• _GIVEN TASK_: Print the entries below in their entirety, exactly as they are written.

• _SUPPLIED DATA_:
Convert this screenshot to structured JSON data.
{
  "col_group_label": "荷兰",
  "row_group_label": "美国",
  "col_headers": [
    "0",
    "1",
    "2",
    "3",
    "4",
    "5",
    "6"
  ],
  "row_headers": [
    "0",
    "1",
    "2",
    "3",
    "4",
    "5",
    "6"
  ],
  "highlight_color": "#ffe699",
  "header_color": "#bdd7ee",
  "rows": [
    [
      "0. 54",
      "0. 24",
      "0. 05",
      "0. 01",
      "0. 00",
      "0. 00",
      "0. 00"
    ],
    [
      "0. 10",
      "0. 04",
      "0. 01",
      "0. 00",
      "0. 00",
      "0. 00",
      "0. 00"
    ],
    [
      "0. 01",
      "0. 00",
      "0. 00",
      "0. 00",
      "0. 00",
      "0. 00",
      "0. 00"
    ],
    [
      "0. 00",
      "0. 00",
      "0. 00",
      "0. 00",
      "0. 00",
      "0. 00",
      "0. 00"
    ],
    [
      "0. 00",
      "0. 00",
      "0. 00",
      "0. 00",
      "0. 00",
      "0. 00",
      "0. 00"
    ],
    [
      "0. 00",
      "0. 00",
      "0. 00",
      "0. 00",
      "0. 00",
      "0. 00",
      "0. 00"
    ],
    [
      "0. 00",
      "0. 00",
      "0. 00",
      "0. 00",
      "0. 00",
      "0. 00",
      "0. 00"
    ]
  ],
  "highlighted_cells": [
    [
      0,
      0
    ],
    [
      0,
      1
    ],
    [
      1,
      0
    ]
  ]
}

• _ANSWER FOR THIS EXERCISE_:
Convert this screenshot to structured JSON data.
{
  "col_group_label": "荷兰",
  "row_group_label": "美国",
  "col_headers": [
    "0",
    "1",
    "2",
    "3",
    "4",
    "5",
    "6"
  ],
  "row_headers": [
    "0",
    "1",
    "2",
    "3",
    "4",
    "5",
    "6"
  ],
  "highlight_color": "#ffe699",
  "header_color": "#bdd7ee",
  "rows": [
    [
      "0. 54",
      "0. 24",
      "0. 05",
      "0. 01",
      "0. 00",
      "0. 00",
      "0. 00"
    ],
    [
      "0. 10",
      "0. 04",
      "0. 01",
      "0. 00",
      "0. 00",
      "0. 00",
      "0. 00"
    ],
    [
      "0. 01",
      "0. 00",
      "0. 00",
      "0. 00",
      "0. 00",
      "0. 00",
      "0. 00"
    ],
    [
      "0. 00",
      "0. 00",
      "0. 00",
      "0. 00",
      "0. 00",
      "0. 00",
      "0. 00"
    ],
    [
      "0. 00",
      "0. 00",
      "0. 00",
      "0. 00",
      "0. 00",
      "0. 00",
      "0. 00"
    ],
    [
      "0. 00",
      "0. 00",
      "0. 00",
      "0. 00",
      "0. 00",
      "0. 00",
      "0. 00"
    ],
    [
      "0. 00",
      "0. 00",
      "0. 00",
      "0. 00",
      "0. 00",
      "0. 00",
      "0. 00"
    ]
  ],
  "highlighted_cells": [
    [
      0,
      0
    ],
    [
      0,
      1
    ],
    [
      1,
      0
    ]
  ]
}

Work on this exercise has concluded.